Stored data
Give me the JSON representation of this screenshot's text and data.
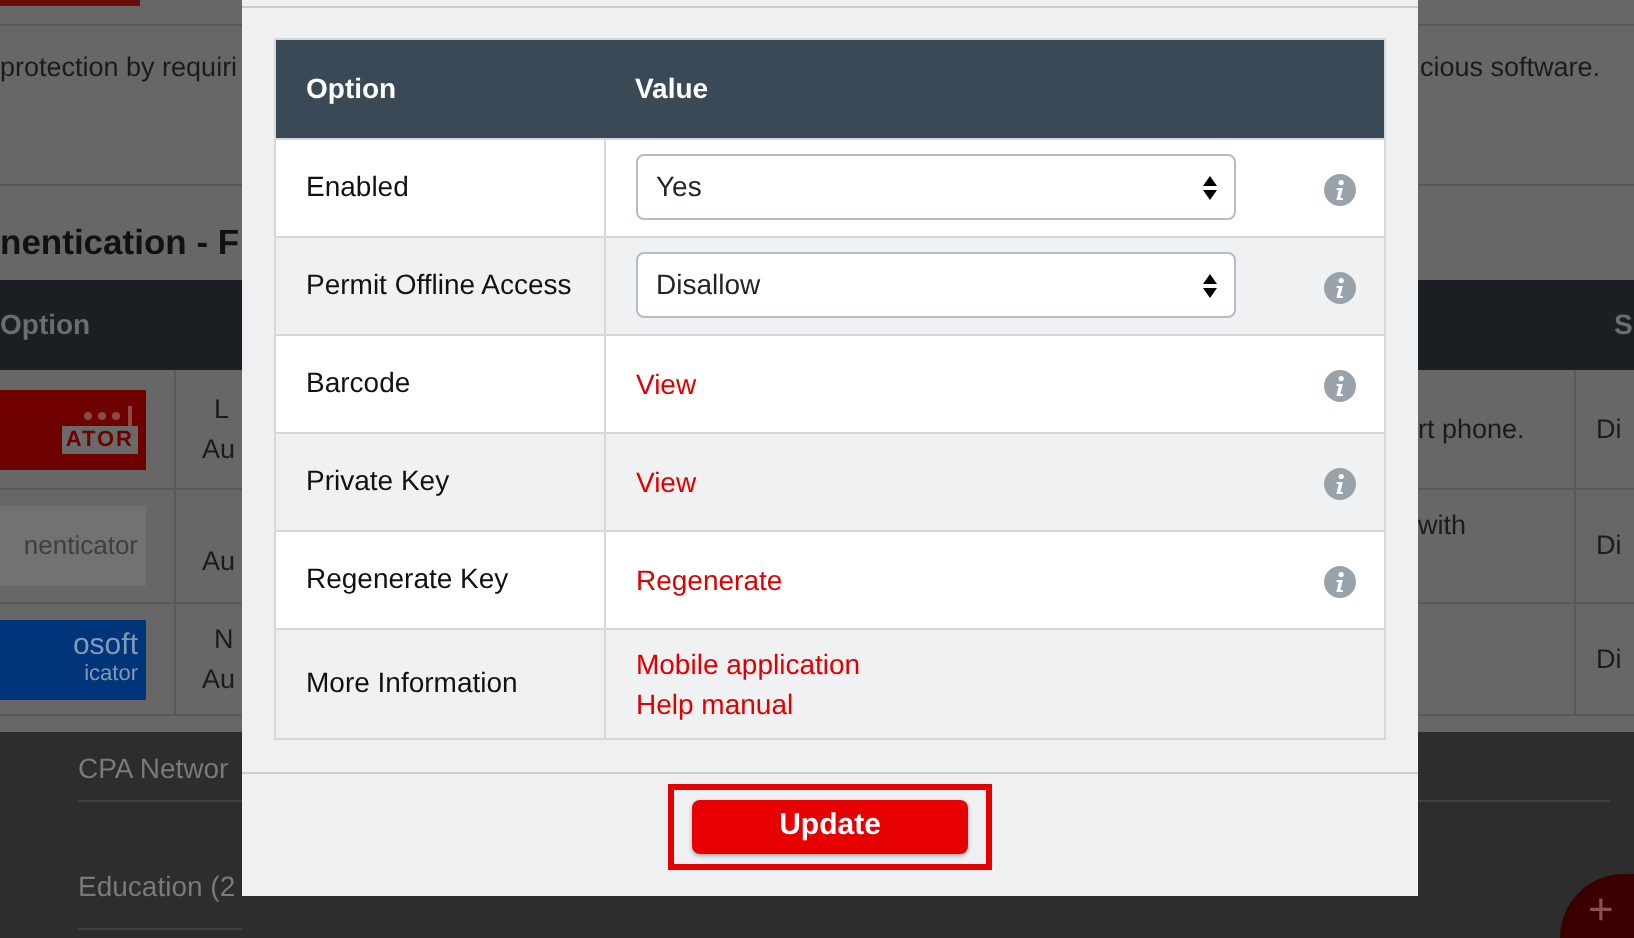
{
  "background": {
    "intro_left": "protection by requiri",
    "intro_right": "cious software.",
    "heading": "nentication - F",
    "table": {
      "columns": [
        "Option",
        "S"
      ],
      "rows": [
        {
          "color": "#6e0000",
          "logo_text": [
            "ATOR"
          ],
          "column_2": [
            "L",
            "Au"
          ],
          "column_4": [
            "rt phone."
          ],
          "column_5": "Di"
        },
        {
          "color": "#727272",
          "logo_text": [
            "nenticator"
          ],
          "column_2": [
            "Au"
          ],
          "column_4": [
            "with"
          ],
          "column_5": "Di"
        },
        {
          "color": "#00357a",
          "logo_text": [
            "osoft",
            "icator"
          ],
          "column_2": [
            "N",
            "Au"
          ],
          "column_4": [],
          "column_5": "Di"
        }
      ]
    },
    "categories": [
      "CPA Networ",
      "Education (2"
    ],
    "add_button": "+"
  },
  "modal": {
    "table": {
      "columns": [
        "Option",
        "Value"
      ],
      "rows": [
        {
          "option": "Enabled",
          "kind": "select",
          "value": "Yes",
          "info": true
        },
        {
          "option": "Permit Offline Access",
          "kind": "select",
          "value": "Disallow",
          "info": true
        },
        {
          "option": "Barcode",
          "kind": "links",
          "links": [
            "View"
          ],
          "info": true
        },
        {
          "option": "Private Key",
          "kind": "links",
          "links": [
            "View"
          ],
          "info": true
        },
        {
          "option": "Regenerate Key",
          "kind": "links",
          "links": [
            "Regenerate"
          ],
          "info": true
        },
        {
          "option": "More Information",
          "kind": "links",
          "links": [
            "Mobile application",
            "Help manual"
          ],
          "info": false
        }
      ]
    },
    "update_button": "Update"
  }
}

...

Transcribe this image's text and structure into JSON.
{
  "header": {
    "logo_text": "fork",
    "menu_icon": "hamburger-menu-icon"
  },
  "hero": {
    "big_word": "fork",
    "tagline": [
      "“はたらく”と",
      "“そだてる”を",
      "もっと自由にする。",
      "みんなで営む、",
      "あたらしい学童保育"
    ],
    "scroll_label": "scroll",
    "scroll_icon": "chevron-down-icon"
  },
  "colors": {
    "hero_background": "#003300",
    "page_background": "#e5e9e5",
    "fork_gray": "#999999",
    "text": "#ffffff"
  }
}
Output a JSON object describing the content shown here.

=== What you need to do ===
Repeat, word for word, only the lines from the line holding "Transcribe this image's" through the line holding "Output a JSON", with both of those lines included.

=== Solved exercise ===
Transcribe this image's text and structure into JSON.
{
  "header": {
    "logo_text": "fork",
    "menu_icon": "hamburger-menu-icon"
  },
  "hero": {
    "big_word": "fork",
    "tagline": [
      "“はたらく”と",
      "“そだてる”を",
      "もっと自由にする。",
      "みんなで営む、",
      "あたらしい学童保育"
    ],
    "scroll_label": "scroll",
    "scroll_icon": "chevron-down-icon"
  },
  "colors": {
    "hero_background": "#003300",
    "page_background": "#e5e9e5",
    "fork_gray": "#999999",
    "text": "#ffffff"
  }
}
Output a JSON object describing the content shown here.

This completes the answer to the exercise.